Listings of boxed layout items
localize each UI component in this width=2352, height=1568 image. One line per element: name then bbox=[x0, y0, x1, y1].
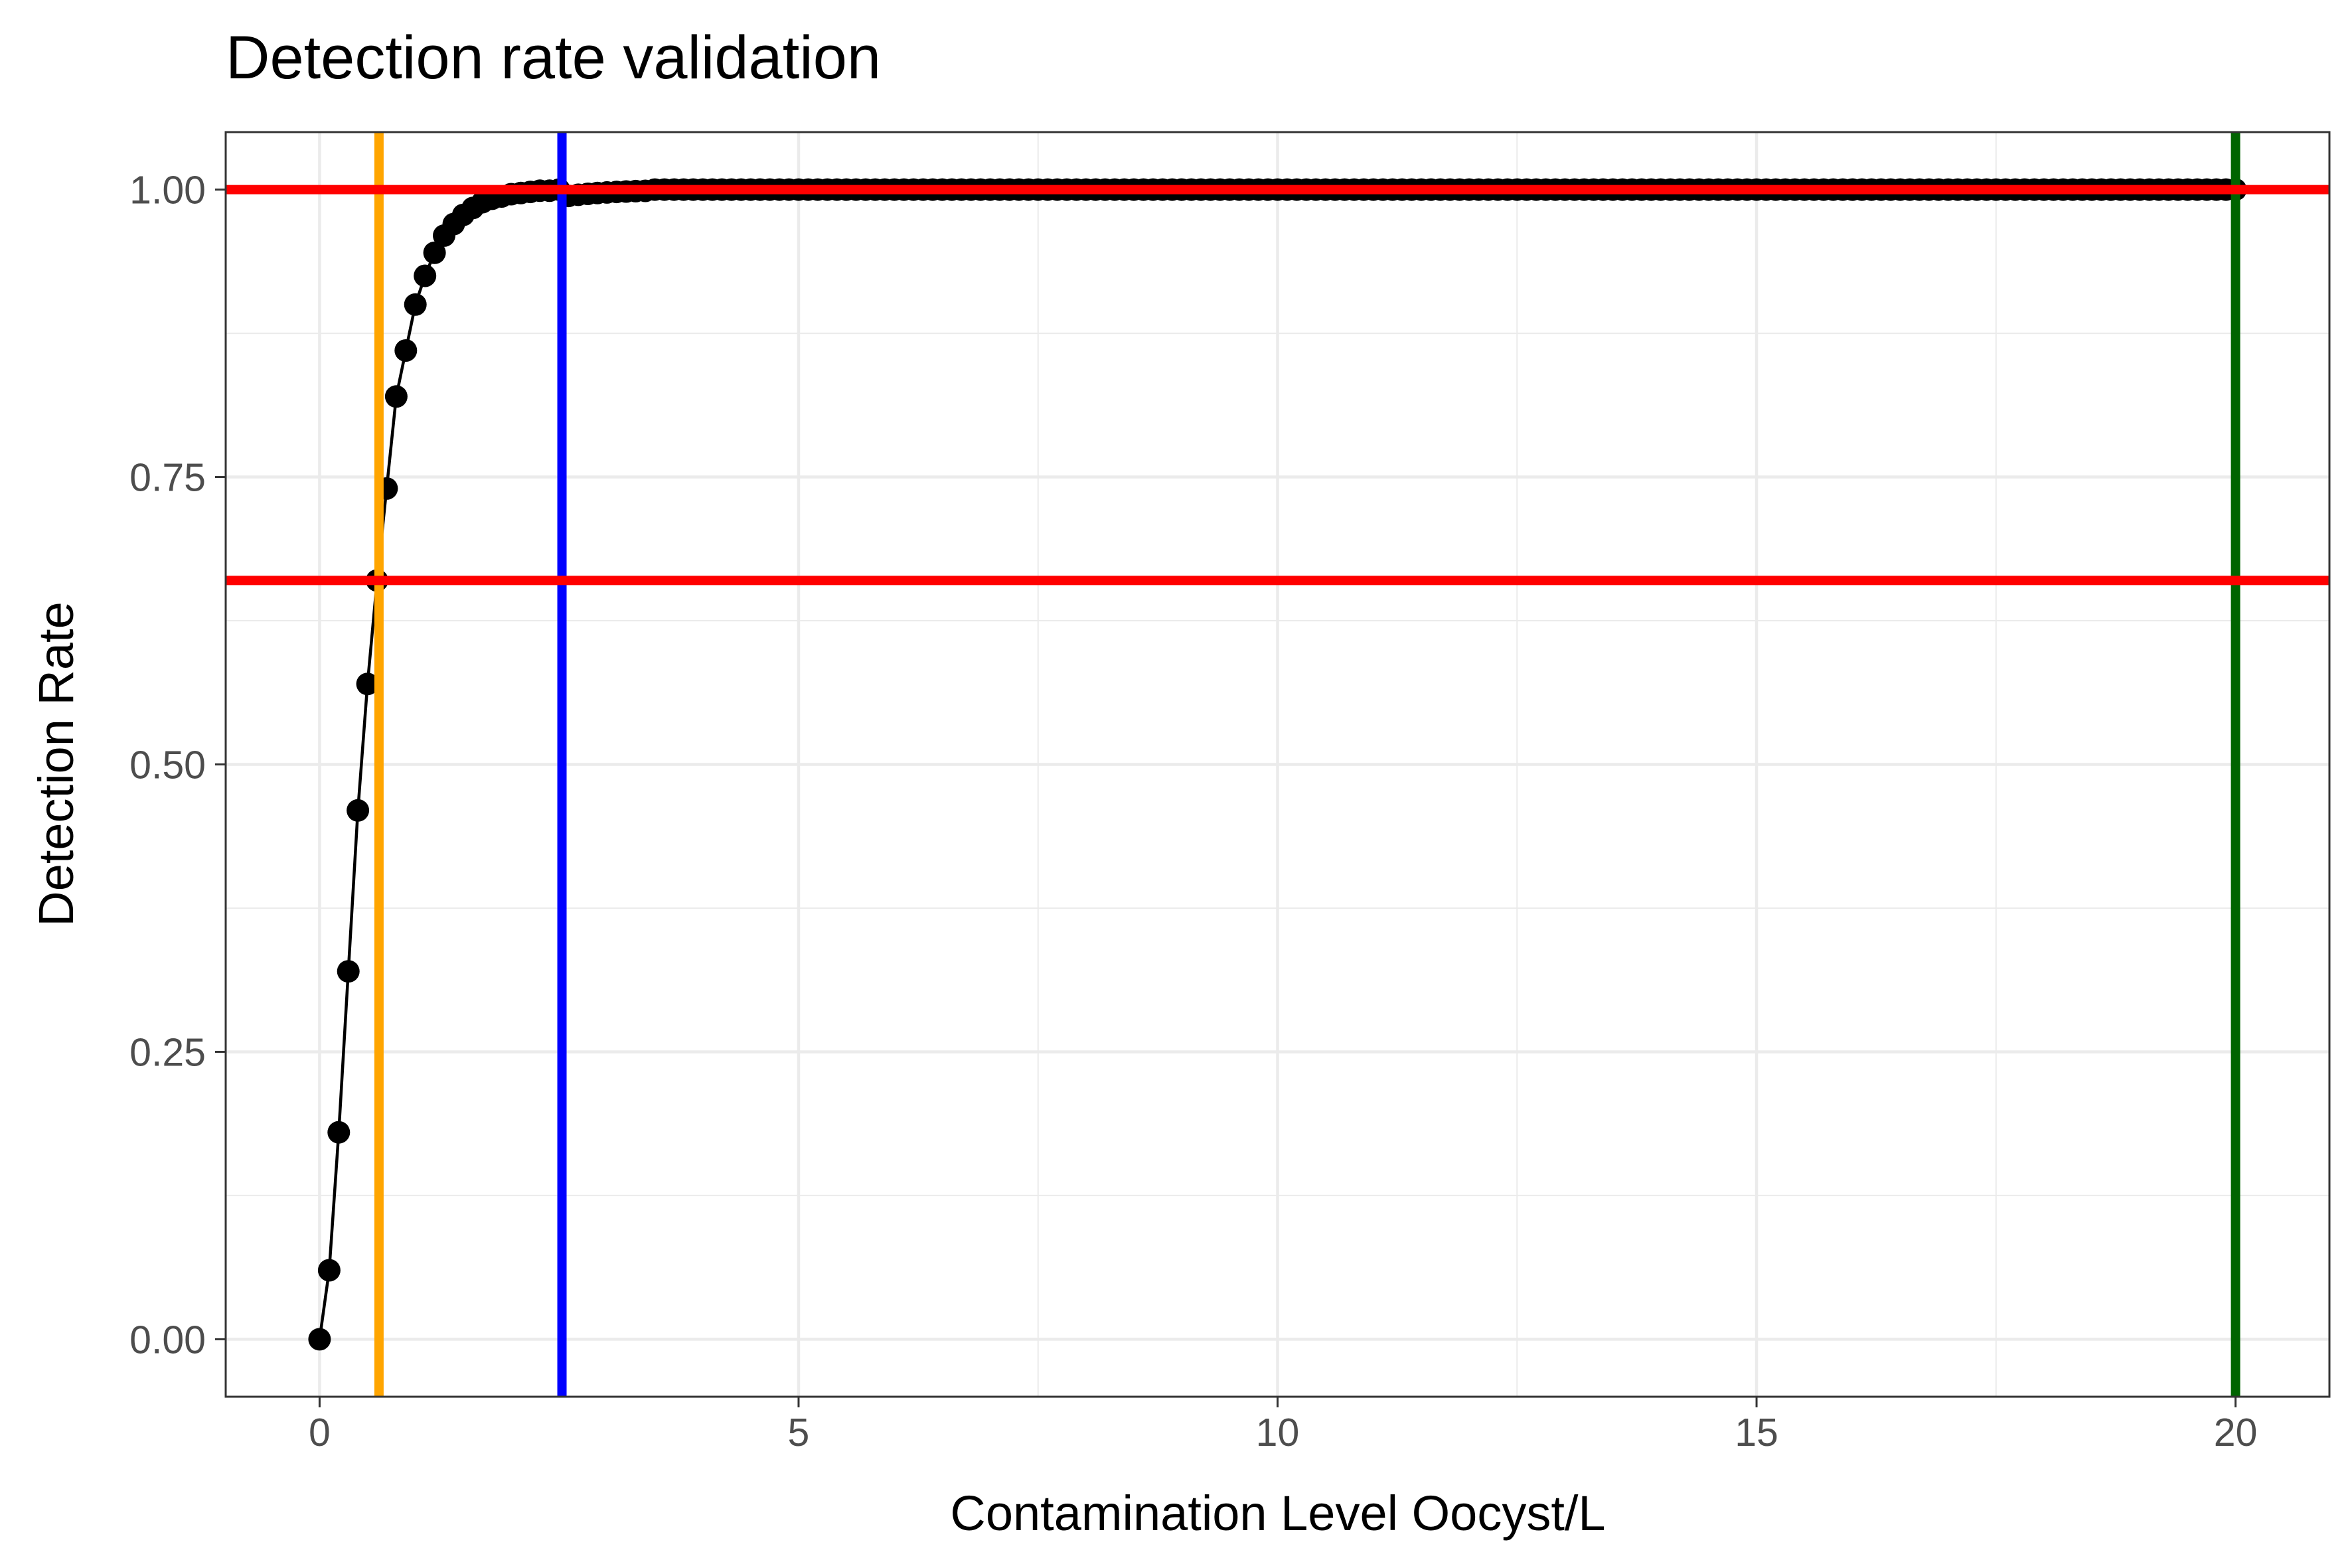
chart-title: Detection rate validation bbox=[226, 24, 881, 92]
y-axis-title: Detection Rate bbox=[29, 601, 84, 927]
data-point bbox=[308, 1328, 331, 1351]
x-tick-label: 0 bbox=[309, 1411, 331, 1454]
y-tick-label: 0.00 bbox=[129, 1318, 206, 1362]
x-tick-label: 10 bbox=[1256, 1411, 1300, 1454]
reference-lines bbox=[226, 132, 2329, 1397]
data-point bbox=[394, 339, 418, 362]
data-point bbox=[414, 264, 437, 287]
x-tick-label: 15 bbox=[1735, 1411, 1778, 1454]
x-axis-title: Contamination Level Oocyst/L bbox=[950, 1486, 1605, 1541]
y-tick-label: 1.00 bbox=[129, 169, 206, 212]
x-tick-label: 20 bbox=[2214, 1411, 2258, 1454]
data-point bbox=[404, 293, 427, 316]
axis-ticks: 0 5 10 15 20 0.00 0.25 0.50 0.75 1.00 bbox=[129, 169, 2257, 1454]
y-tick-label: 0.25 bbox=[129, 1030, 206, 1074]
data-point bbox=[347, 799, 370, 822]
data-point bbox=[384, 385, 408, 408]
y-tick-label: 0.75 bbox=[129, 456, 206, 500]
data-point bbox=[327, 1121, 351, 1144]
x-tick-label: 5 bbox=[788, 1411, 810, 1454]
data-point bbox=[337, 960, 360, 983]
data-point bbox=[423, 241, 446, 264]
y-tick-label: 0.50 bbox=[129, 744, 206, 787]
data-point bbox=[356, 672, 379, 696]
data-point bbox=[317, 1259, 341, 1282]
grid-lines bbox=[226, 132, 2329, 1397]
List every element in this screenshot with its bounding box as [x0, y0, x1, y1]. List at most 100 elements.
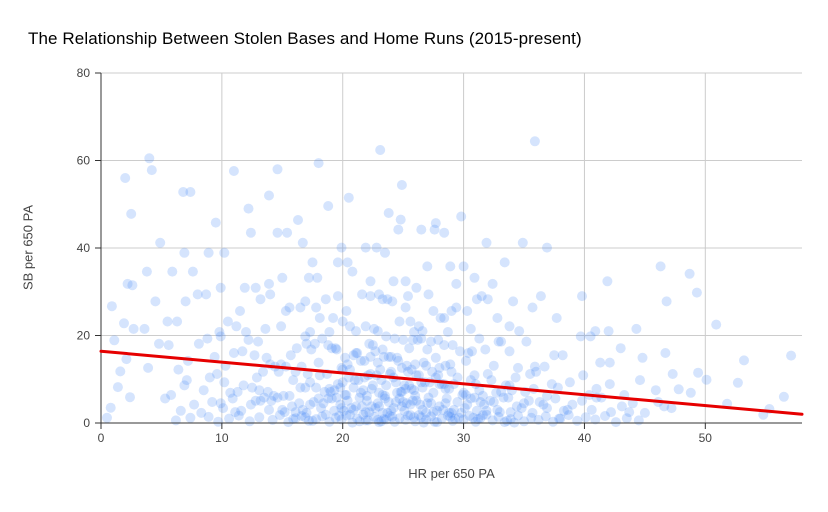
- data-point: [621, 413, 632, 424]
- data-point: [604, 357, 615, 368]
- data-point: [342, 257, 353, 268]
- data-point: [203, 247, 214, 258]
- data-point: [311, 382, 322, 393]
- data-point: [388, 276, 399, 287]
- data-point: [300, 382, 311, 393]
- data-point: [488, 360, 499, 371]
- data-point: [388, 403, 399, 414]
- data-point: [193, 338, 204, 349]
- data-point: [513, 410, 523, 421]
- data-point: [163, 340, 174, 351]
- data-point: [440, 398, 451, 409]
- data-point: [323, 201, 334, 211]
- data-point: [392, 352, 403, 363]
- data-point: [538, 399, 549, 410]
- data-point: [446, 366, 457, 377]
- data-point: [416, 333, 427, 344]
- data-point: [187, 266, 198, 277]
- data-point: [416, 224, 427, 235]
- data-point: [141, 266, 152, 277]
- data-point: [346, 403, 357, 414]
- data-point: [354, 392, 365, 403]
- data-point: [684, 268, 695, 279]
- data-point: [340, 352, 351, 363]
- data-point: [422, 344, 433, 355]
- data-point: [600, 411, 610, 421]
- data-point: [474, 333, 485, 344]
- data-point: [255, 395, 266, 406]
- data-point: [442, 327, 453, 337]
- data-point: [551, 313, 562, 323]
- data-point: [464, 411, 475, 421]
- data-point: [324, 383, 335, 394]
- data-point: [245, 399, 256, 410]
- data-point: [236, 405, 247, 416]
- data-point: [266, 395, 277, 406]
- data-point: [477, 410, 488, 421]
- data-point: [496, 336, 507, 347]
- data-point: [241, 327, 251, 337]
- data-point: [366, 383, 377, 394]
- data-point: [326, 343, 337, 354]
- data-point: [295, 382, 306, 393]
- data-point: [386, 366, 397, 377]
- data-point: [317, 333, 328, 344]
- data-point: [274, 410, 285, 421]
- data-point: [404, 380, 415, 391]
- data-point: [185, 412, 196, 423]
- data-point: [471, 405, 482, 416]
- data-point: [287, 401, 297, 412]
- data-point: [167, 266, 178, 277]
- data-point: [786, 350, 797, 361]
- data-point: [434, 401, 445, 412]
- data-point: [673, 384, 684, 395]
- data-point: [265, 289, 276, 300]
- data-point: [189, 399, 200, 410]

- STATED EXERCISE -
Starting at the line that contains "- data-point: [621, 413, 632, 424]" and ending after the line that contains "- data-point: [416, 333, 427, 344]", write out those lines again with "data-point" replaced by "marker" and all else unchanged.

- RESULT OF THIS TASK -
- marker: [621, 413, 632, 424]
- marker: [604, 357, 615, 368]
- marker: [342, 257, 353, 268]
- marker: [203, 247, 214, 258]
- marker: [311, 382, 322, 393]
- marker: [388, 276, 399, 287]
- marker: [300, 382, 311, 393]
- marker: [488, 360, 499, 371]
- marker: [388, 403, 399, 414]
- marker: [193, 338, 204, 349]
- marker: [513, 410, 523, 421]
- marker: [163, 340, 174, 351]
- marker: [440, 398, 451, 409]
- marker: [323, 201, 334, 211]
- marker: [392, 352, 403, 363]
- marker: [538, 399, 549, 410]
- marker: [446, 366, 457, 377]
- marker: [416, 333, 427, 344]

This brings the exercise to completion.